Given exercise: Please output the lines shown below exactly as they appear.

[Rows from a dataset]
- - - - - - -

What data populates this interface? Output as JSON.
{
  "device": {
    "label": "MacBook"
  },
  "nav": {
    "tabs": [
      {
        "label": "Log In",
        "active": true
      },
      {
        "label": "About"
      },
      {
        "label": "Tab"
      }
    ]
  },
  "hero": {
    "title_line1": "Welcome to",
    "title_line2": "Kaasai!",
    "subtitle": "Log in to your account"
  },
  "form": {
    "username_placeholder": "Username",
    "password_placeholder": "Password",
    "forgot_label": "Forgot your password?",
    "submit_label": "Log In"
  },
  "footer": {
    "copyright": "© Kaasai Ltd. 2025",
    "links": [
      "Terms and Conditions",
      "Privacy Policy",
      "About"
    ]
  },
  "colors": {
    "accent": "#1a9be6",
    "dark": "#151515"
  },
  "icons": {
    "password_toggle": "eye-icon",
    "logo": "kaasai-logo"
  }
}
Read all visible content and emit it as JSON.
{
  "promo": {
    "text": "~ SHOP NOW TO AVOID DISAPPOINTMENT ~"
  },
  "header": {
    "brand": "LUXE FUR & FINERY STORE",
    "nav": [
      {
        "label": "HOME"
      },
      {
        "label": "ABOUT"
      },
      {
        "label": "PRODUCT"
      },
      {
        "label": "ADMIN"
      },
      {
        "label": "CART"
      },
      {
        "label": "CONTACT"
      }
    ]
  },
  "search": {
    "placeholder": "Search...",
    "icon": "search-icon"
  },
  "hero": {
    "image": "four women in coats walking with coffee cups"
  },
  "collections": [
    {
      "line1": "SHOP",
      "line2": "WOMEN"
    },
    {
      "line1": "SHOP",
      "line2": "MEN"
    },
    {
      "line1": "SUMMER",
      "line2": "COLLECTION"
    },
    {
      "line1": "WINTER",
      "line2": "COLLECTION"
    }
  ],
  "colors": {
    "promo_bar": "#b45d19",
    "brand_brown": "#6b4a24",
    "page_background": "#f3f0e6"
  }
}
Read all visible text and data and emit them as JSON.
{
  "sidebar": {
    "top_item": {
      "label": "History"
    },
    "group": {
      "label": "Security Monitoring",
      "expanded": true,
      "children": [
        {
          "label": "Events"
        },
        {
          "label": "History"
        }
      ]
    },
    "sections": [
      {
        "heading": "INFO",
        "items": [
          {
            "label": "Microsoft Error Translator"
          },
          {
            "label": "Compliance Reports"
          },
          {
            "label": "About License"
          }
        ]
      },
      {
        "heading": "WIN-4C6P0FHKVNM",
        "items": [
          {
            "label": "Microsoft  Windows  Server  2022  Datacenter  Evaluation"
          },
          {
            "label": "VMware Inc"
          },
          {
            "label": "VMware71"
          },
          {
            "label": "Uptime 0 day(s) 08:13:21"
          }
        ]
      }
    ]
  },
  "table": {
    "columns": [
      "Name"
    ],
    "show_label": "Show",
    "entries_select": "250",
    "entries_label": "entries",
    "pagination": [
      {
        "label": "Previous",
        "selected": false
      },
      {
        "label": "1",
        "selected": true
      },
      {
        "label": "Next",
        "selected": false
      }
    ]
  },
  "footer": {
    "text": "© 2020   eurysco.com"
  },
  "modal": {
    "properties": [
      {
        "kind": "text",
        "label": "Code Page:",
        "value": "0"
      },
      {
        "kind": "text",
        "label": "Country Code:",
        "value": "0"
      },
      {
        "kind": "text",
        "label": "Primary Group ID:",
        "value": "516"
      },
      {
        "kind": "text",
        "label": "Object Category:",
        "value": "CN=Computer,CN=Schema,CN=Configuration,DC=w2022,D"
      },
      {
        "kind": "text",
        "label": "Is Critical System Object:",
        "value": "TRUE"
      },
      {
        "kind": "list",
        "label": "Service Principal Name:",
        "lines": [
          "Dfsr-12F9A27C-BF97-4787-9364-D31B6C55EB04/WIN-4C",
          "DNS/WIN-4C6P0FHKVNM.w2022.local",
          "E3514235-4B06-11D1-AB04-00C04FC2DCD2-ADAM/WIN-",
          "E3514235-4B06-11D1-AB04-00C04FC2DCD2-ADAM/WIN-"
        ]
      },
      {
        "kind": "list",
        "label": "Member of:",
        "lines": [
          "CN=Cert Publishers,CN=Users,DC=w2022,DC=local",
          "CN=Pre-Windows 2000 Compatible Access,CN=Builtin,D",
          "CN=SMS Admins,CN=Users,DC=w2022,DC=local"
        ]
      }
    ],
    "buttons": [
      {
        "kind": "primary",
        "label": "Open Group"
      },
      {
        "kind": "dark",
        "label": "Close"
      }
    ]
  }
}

- - - - - - -

Full answer:
What data populates this interface? Output as JSON.
{
  "device": {
    "label": "MacBook"
  },
  "nav": {
    "tabs": [
      {
        "label": "Log In",
        "active": true
      },
      {
        "label": "About"
      },
      {
        "label": "Tab"
      }
    ]
  },
  "hero": {
    "title_line1": "Welcome to",
    "title_line2": "Kaasai!",
    "subtitle": "Log in to your account"
  },
  "form": {
    "username_placeholder": "Username",
    "password_placeholder": "Password",
    "forgot_label": "Forgot your password?",
    "submit_label": "Log In"
  },
  "footer": {
    "copyright": "© Kaasai Ltd. 2025",
    "links": [
      "Terms and Conditions",
      "Privacy Policy",
      "About"
    ]
  },
  "colors": {
    "accent": "#1a9be6",
    "dark": "#151515"
  },
  "icons": {
    "password_toggle": "eye-icon",
    "logo": "kaasai-logo"
  }
}
Read all visible content and emit it as JSON.
{
  "promo": {
    "text": "~ SHOP NOW TO AVOID DISAPPOINTMENT ~"
  },
  "header": {
    "brand": "LUXE FUR & FINERY STORE",
    "nav": [
      {
        "label": "HOME"
      },
      {
        "label": "ABOUT"
      },
      {
        "label": "PRODUCT"
      },
      {
        "label": "ADMIN"
      },
      {
        "label": "CART"
      },
      {
        "label": "CONTACT"
      }
    ]
  },
  "search": {
    "placeholder": "Search...",
    "icon": "search-icon"
  },
  "hero": {
    "image": "four women in coats walking with coffee cups"
  },
  "collections": [
    {
      "line1": "SHOP",
      "line2": "WOMEN"
    },
    {
      "line1": "SHOP",
      "line2": "MEN"
    },
    {
      "line1": "SUMMER",
      "line2": "COLLECTION"
    },
    {
      "line1": "WINTER",
      "line2": "COLLECTION"
    }
  ],
  "colors": {
    "promo_bar": "#b45d19",
    "brand_brown": "#6b4a24",
    "page_background": "#f3f0e6"
  }
}
Read all visible text and data and emit them as JSON.
{
  "sidebar": {
    "top_item": {
      "label": "History"
    },
    "group": {
      "label": "Security Monitoring",
      "expanded": true,
      "children": [
        {
          "label": "Events"
        },
        {
          "label": "History"
        }
      ]
    },
    "sections": [
      {
        "heading": "INFO",
        "items": [
          {
            "label": "Microsoft Error Translator"
          },
          {
            "label": "Compliance Reports"
          },
          {
            "label": "About License"
          }
        ]
      },
      {
        "heading": "WIN-4C6P0FHKVNM",
        "items": [
          {
            "label": "Microsoft  Windows  Server  2022  Datacenter  Evaluation"
          },
          {
            "label": "VMware Inc"
          },
          {
            "label": "VMware71"
          },
          {
            "label": "Uptime 0 day(s) 08:13:21"
          }
        ]
      }
    ]
  },
  "table": {
    "columns": [
      "Name"
    ],
    "show_label": "Show",
    "entries_select": "250",
    "entries_label": "entries",
    "pagination": [
      {
        "label": "Previous",
        "selected": false
      },
      {
        "label": "1",
        "selected": true
      },
      {
        "label": "Next",
        "selected": false
      }
    ]
  },
  "footer": {
    "text": "© 2020   eurysco.com"
  },
  "modal": {
    "properties": [
      {
        "kind": "text",
        "label": "Code Page:",
        "value": "0"
      },
      {
        "kind": "text",
        "label": "Country Code:",
        "value": "0"
      },
      {
        "kind": "text",
        "label": "Primary Group ID:",
        "value": "516"
      },
      {
        "kind": "text",
        "label": "Object Category:",
        "value": "CN=Computer,CN=Schema,CN=Configuration,DC=w2022,D"
      },
      {
        "kind": "text",
        "label": "Is Critical System Object:",
        "value": "TRUE"
      },
      {
        "kind": "list",
        "label": "Service Principal Name:",
        "lines": [
          "Dfsr-12F9A27C-BF97-4787-9364-D31B6C55EB04/WIN-4C",
          "DNS/WIN-4C6P0FHKVNM.w2022.local",
          "E3514235-4B06-11D1-AB04-00C04FC2DCD2-ADAM/WIN-",
          "E3514235-4B06-11D1-AB04-00C04FC2DCD2-ADAM/WIN-"
        ]
      },
      {
        "kind": "list",
        "label": "Member of:",
        "lines": [
          "CN=Cert Publishers,CN=Users,DC=w2022,DC=local",
          "CN=Pre-Windows 2000 Compatible Access,CN=Builtin,D",
          "CN=SMS Admins,CN=Users,DC=w2022,DC=local"
        ]
      }
    ],
    "buttons": [
      {
        "kind": "primary",
        "label": "Open Group"
      },
      {
        "kind": "dark",
        "label": "Close"
      }
    ]
  }
}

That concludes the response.